AIM OF THE TASK: Write out the stretch from "- velocity-arrow: [1047, 560, 1053, 571]" through "- colorbar-tick-label: 0.2: [112, 475, 130, 490]" again, substituting "current-vector" for "velocity-arrow" and leaving all else unchanged.

## start DATA FOR PROCESSING

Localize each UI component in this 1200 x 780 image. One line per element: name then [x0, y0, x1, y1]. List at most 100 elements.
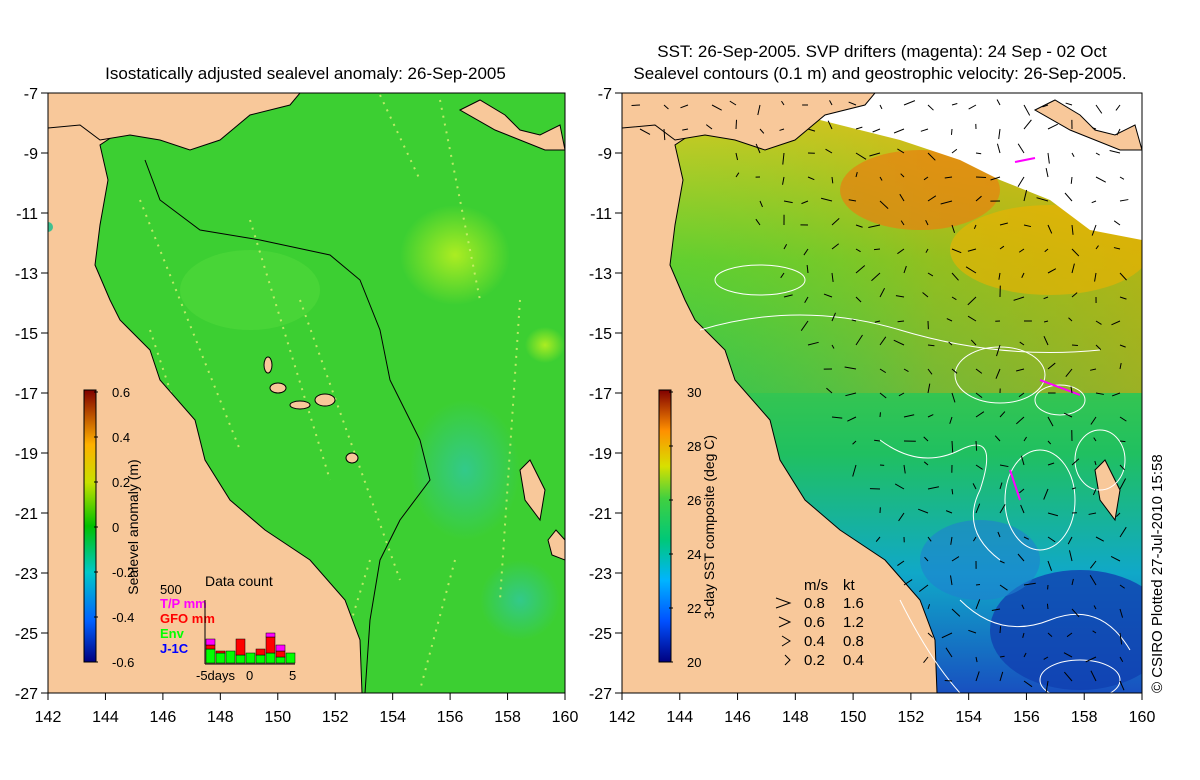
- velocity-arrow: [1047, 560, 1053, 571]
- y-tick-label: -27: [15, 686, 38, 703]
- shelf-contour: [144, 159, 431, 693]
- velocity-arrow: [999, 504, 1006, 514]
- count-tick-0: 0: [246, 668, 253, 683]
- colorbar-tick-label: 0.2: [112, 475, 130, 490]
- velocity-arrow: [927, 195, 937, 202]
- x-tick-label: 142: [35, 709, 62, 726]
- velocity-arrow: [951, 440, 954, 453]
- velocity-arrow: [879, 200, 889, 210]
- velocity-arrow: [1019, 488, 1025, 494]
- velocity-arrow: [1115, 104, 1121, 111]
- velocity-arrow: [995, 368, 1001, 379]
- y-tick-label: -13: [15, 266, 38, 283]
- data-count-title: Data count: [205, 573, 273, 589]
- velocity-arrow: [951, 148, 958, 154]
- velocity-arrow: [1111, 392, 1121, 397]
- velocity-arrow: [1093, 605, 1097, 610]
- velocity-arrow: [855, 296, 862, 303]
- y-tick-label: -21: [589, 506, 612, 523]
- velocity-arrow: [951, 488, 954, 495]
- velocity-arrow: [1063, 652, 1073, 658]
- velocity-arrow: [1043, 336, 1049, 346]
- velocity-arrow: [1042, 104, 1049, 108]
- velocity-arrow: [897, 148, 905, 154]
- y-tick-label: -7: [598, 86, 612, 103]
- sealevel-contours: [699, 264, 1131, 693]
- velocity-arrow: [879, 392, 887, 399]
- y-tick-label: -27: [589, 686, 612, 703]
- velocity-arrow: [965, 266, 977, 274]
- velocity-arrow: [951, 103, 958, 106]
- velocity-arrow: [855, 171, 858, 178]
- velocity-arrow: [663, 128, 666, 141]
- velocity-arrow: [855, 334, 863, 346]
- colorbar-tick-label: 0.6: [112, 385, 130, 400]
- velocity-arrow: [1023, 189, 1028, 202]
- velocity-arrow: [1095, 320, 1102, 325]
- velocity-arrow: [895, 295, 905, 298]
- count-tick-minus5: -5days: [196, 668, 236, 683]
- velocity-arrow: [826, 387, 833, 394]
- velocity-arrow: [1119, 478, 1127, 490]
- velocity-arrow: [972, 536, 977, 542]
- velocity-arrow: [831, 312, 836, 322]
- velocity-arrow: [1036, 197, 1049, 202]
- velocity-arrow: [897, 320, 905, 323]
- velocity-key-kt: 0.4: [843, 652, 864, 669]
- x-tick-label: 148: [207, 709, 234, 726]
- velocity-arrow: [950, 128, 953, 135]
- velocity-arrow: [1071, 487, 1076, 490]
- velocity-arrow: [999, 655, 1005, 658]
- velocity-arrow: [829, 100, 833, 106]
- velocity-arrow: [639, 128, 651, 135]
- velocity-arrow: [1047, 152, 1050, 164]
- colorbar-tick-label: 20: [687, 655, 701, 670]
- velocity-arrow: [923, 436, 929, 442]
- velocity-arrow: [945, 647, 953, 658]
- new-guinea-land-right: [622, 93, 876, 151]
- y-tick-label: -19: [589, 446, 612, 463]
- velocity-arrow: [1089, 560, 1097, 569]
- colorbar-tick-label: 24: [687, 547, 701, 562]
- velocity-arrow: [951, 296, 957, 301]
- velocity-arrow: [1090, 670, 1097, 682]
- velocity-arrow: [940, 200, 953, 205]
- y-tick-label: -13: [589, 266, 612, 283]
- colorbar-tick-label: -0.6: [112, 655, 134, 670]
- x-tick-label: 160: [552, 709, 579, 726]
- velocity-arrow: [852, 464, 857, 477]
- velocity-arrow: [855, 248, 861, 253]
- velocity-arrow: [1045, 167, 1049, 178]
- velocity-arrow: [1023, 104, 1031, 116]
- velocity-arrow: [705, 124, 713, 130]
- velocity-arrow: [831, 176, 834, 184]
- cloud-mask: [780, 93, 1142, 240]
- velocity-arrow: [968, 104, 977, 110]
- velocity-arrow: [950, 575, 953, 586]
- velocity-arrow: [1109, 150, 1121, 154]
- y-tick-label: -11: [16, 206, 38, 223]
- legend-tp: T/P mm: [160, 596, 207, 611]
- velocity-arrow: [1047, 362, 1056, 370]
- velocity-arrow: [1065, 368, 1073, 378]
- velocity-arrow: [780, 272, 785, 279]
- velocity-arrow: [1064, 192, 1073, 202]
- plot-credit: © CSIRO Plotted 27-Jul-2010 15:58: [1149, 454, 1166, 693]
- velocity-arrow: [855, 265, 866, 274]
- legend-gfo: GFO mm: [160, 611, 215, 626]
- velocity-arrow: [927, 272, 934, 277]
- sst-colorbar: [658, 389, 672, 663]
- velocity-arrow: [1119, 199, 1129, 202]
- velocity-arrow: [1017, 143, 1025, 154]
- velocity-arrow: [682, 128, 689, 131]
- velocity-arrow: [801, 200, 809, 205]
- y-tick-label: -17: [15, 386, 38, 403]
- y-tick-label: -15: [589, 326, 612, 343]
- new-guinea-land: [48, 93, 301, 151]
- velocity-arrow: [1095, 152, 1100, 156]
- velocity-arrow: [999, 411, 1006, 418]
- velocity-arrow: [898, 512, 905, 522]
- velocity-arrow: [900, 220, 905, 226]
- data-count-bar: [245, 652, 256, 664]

## end DATA FOR PROCESSING

EXERCISE ANSWER:
- current-vector: [1047, 560, 1053, 571]
- y-tick-label: -27: [15, 686, 38, 703]
- shelf-contour: [144, 159, 431, 693]
- current-vector: [999, 504, 1006, 514]
- count-tick-0: 0: [246, 668, 253, 683]
- colorbar-tick-label: 0.2: [112, 475, 130, 490]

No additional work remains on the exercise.